> **Work to complete**
Reproduce the listing below exactly, minus its pictures.

> **Material for this exercise**
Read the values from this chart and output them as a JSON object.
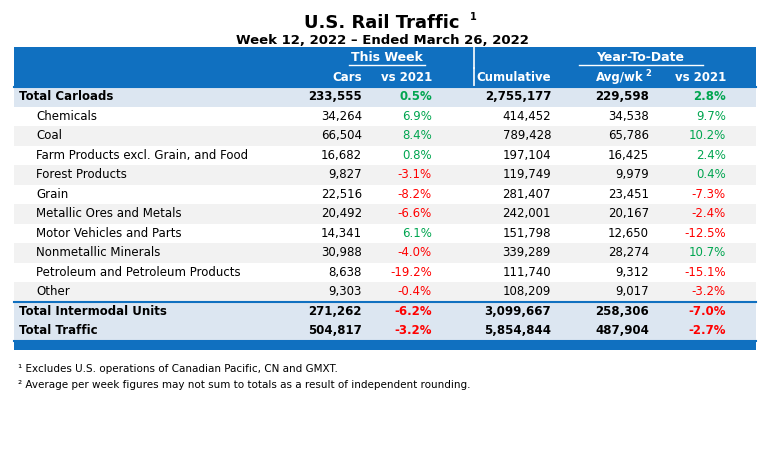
{
  "title": "U.S. Rail Traffic",
  "title_super": "1",
  "subtitle": "Week 12, 2022 – Ended March 26, 2022",
  "rows": [
    {
      "label": "Total Carloads",
      "bold": true,
      "indent": false,
      "sep_above": true,
      "cars": "233,555",
      "vs21": "0.5%",
      "vs21_c": "green",
      "cum": "2,755,177",
      "avg": "229,598",
      "ytd": "2.8%",
      "ytd_c": "green"
    },
    {
      "label": "Chemicals",
      "bold": false,
      "indent": true,
      "sep_above": false,
      "cars": "34,264",
      "vs21": "6.9%",
      "vs21_c": "green",
      "cum": "414,452",
      "avg": "34,538",
      "ytd": "9.7%",
      "ytd_c": "green"
    },
    {
      "label": "Coal",
      "bold": false,
      "indent": true,
      "sep_above": false,
      "cars": "66,504",
      "vs21": "8.4%",
      "vs21_c": "green",
      "cum": "789,428",
      "avg": "65,786",
      "ytd": "10.2%",
      "ytd_c": "green"
    },
    {
      "label": "Farm Products excl. Grain, and Food",
      "bold": false,
      "indent": true,
      "sep_above": false,
      "cars": "16,682",
      "vs21": "0.8%",
      "vs21_c": "green",
      "cum": "197,104",
      "avg": "16,425",
      "ytd": "2.4%",
      "ytd_c": "green"
    },
    {
      "label": "Forest Products",
      "bold": false,
      "indent": true,
      "sep_above": false,
      "cars": "9,827",
      "vs21": "-3.1%",
      "vs21_c": "red",
      "cum": "119,749",
      "avg": "9,979",
      "ytd": "0.4%",
      "ytd_c": "green"
    },
    {
      "label": "Grain",
      "bold": false,
      "indent": true,
      "sep_above": false,
      "cars": "22,516",
      "vs21": "-8.2%",
      "vs21_c": "red",
      "cum": "281,407",
      "avg": "23,451",
      "ytd": "-7.3%",
      "ytd_c": "red"
    },
    {
      "label": "Metallic Ores and Metals",
      "bold": false,
      "indent": true,
      "sep_above": false,
      "cars": "20,492",
      "vs21": "-6.6%",
      "vs21_c": "red",
      "cum": "242,001",
      "avg": "20,167",
      "ytd": "-2.4%",
      "ytd_c": "red"
    },
    {
      "label": "Motor Vehicles and Parts",
      "bold": false,
      "indent": true,
      "sep_above": false,
      "cars": "14,341",
      "vs21": "6.1%",
      "vs21_c": "green",
      "cum": "151,798",
      "avg": "12,650",
      "ytd": "-12.5%",
      "ytd_c": "red"
    },
    {
      "label": "Nonmetallic Minerals",
      "bold": false,
      "indent": true,
      "sep_above": false,
      "cars": "30,988",
      "vs21": "-4.0%",
      "vs21_c": "red",
      "cum": "339,289",
      "avg": "28,274",
      "ytd": "10.7%",
      "ytd_c": "green"
    },
    {
      "label": "Petroleum and Petroleum Products",
      "bold": false,
      "indent": true,
      "sep_above": false,
      "cars": "8,638",
      "vs21": "-19.2%",
      "vs21_c": "red",
      "cum": "111,740",
      "avg": "9,312",
      "ytd": "-15.1%",
      "ytd_c": "red"
    },
    {
      "label": "Other",
      "bold": false,
      "indent": true,
      "sep_above": false,
      "cars": "9,303",
      "vs21": "-0.4%",
      "vs21_c": "red",
      "cum": "108,209",
      "avg": "9,017",
      "ytd": "-3.2%",
      "ytd_c": "red"
    },
    {
      "label": "Total Intermodal Units",
      "bold": true,
      "indent": false,
      "sep_above": true,
      "cars": "271,262",
      "vs21": "-6.2%",
      "vs21_c": "red",
      "cum": "3,099,667",
      "avg": "258,306",
      "ytd": "-7.0%",
      "ytd_c": "red"
    },
    {
      "label": "Total Traffic",
      "bold": true,
      "indent": false,
      "sep_above": false,
      "cars": "504,817",
      "vs21": "-3.2%",
      "vs21_c": "red",
      "cum": "5,854,844",
      "avg": "487,904",
      "ytd": "-2.7%",
      "ytd_c": "red"
    }
  ],
  "footnotes": [
    "¹ Excludes U.S. operations of Canadian Pacific, CN and GMXT.",
    "² Average per week figures may not sum to totals as a result of independent rounding."
  ],
  "blue": "#1070C0",
  "green": "#00A550",
  "red": "#FF0000",
  "bold_row_bg": "#DCE6F1",
  "alt_row_bg": "#F2F2F2",
  "white": "#FFFFFF"
}
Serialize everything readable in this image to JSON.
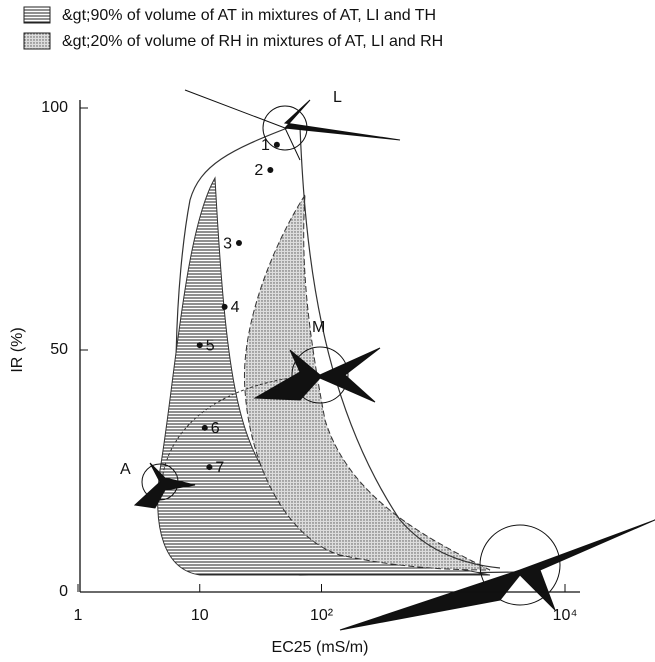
{
  "chart_data": {
    "type": "scatter",
    "legend": [
      "&gt;90% of volume of AT in mixtures of AT, LI and TH",
      "&gt;20% of volume of RH in mixtures of AT, LI and RH"
    ],
    "x_label": "EC25 (mS/m)",
    "y_label": "IR (%)",
    "xlog": true,
    "xlim": [
      1,
      10000
    ],
    "ylim": [
      0,
      100
    ],
    "xticks": [
      1,
      10,
      {
        "value": 100,
        "label": "10²"
      },
      {
        "value": 10000,
        "label": "10⁴"
      }
    ],
    "yticks": [
      0,
      50,
      100
    ],
    "point_labels": [
      "1",
      "2",
      "3",
      "4",
      "5",
      "6",
      "7"
    ],
    "x": [
      43,
      38,
      21,
      16,
      10,
      11,
      12
    ],
    "values": [
      92.4,
      87.2,
      72.1,
      58.9,
      51,
      33.9,
      25.8
    ],
    "color": "#111",
    "annotations": [
      "A",
      "L",
      "M"
    ]
  }
}
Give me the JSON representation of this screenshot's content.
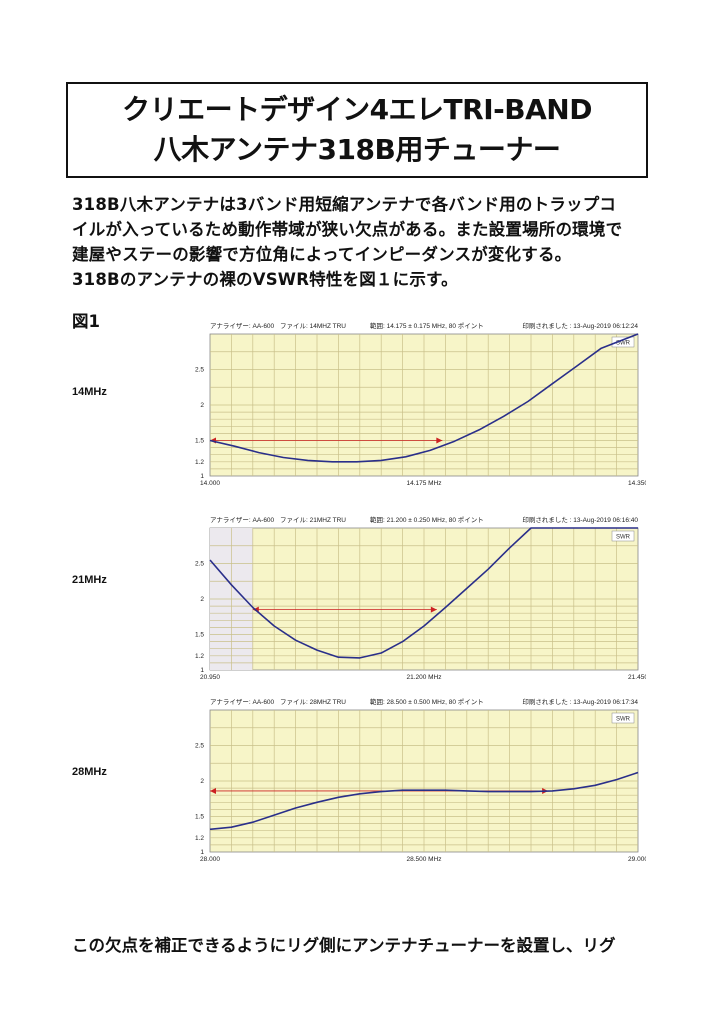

> **The response**
Read the values from this chart and output them as a JSON object.
{
  "title": "U.S. Rail Traffic",
  "title_super": "1",
  "subtitle": "Week 12, 2022 – Ended March 26, 2022",
  "rows": [
    {
      "label": "Total Carloads",
      "bold": true,
      "indent": false,
      "sep_above": true,
      "cars": "233,555",
      "vs21": "0.5%",
      "vs21_c": "green",
      "cum": "2,755,177",
      "avg": "229,598",
      "ytd": "2.8%",
      "ytd_c": "green"
    },
    {
      "label": "Chemicals",
      "bold": false,
      "indent": true,
      "sep_above": false,
      "cars": "34,264",
      "vs21": "6.9%",
      "vs21_c": "green",
      "cum": "414,452",
      "avg": "34,538",
      "ytd": "9.7%",
      "ytd_c": "green"
    },
    {
      "label": "Coal",
      "bold": false,
      "indent": true,
      "sep_above": false,
      "cars": "66,504",
      "vs21": "8.4%",
      "vs21_c": "green",
      "cum": "789,428",
      "avg": "65,786",
      "ytd": "10.2%",
      "ytd_c": "green"
    },
    {
      "label": "Farm Products excl. Grain, and Food",
      "bold": false,
      "indent": true,
      "sep_above": false,
      "cars": "16,682",
      "vs21": "0.8%",
      "vs21_c": "green",
      "cum": "197,104",
      "avg": "16,425",
      "ytd": "2.4%",
      "ytd_c": "green"
    },
    {
      "label": "Forest Products",
      "bold": false,
      "indent": true,
      "sep_above": false,
      "cars": "9,827",
      "vs21": "-3.1%",
      "vs21_c": "red",
      "cum": "119,749",
      "avg": "9,979",
      "ytd": "0.4%",
      "ytd_c": "green"
    },
    {
      "label": "Grain",
      "bold": false,
      "indent": true,
      "sep_above": false,
      "cars": "22,516",
      "vs21": "-8.2%",
      "vs21_c": "red",
      "cum": "281,407",
      "avg": "23,451",
      "ytd": "-7.3%",
      "ytd_c": "red"
    },
    {
      "label": "Metallic Ores and Metals",
      "bold": false,
      "indent": true,
      "sep_above": false,
      "cars": "20,492",
      "vs21": "-6.6%",
      "vs21_c": "red",
      "cum": "242,001",
      "avg": "20,167",
      "ytd": "-2.4%",
      "ytd_c": "red"
    },
    {
      "label": "Motor Vehicles and Parts",
      "bold": false,
      "indent": true,
      "sep_above": false,
      "cars": "14,341",
      "vs21": "6.1%",
      "vs21_c": "green",
      "cum": "151,798",
      "avg": "12,650",
      "ytd": "-12.5%",
      "ytd_c": "red"
    },
    {
      "label": "Nonmetallic Minerals",
      "bold": false,
      "indent": true,
      "sep_above": false,
      "cars": "30,988",
      "vs21": "-4.0%",
      "vs21_c": "red",
      "cum": "339,289",
      "avg": "28,274",
      "ytd": "10.7%",
      "ytd_c": "green"
    },
    {
      "label": "Petroleum and Petroleum Products",
      "bold": false,
      "indent": true,
      "sep_above": false,
      "cars": "8,638",
      "vs21": "-19.2%",
      "vs21_c": "red",
      "cum": "111,740",
      "avg": "9,312",
      "ytd": "-15.1%",
      "ytd_c": "red"
    },
    {
      "label": "Other",
      "bold": false,
      "indent": true,
      "sep_above": false,
      "cars": "9,303",
      "vs21": "-0.4%",
      "vs21_c": "red",
      "cum": "108,209",
      "avg": "9,017",
      "ytd": "-3.2%",
      "ytd_c": "red"
    },
    {
      "label": "Total Intermodal Units",
      "bold": true,
      "indent": false,
      "sep_above": true,
      "cars": "271,262",
      "vs21": "-6.2%",
      "vs21_c": "red",
      "cum": "3,099,667",
      "avg": "258,306",
      "ytd": "-7.0%",
      "ytd_c": "red"
    },
    {
      "label": "Total Traffic",
      "bold": true,
      "indent": false,
      "sep_above": false,
      "cars": "504,817",
      "vs21": "-3.2%",
      "vs21_c": "red",
      "cum": "5,854,844",
      "avg": "487,904",
      "ytd": "-2.7%",
      "ytd_c": "red"
    }
  ],
  "footnotes": [
    "¹ Excludes U.S. operations of Canadian Pacific, CN and GMXT.",
    "² Average per week figures may not sum to totals as a result of independent rounding."
  ],
  "blue": "#1070C0",
  "green": "#00A550",
  "red": "#FF0000",
  "bold_row_bg": "#DCE6F1",
  "alt_row_bg": "#F2F2F2",
  "white": "#FFFFFF"
}
Serialize everything readable in this image to JSON.
{
  "chart_data": {
    "type": "scatter",
    "legend": [
      "&gt;90% of volume of AT in mixtures of AT, LI and TH",
      "&gt;20% of volume of RH in mixtures of AT, LI and RH"
    ],
    "x_label": "EC25 (mS/m)",
    "y_label": "IR (%)",
    "xlog": true,
    "xlim": [
      1,
      10000
    ],
    "ylim": [
      0,
      100
    ],
    "xticks": [
      1,
      10,
      {
        "value": 100,
        "label": "10²"
      },
      {
        "value": 10000,
        "label": "10⁴"
      }
    ],
    "yticks": [
      0,
      50,
      100
    ],
    "point_labels": [
      "1",
      "2",
      "3",
      "4",
      "5",
      "6",
      "7"
    ],
    "x": [
      43,
      38,
      21,
      16,
      10,
      11,
      12
    ],
    "values": [
      92.4,
      87.2,
      72.1,
      58.9,
      51,
      33.9,
      25.8
    ],
    "color": "#111",
    "annotations": [
      "A",
      "L",
      "M"
    ]
  }
}
Give me the JSON representation of this screenshot's content.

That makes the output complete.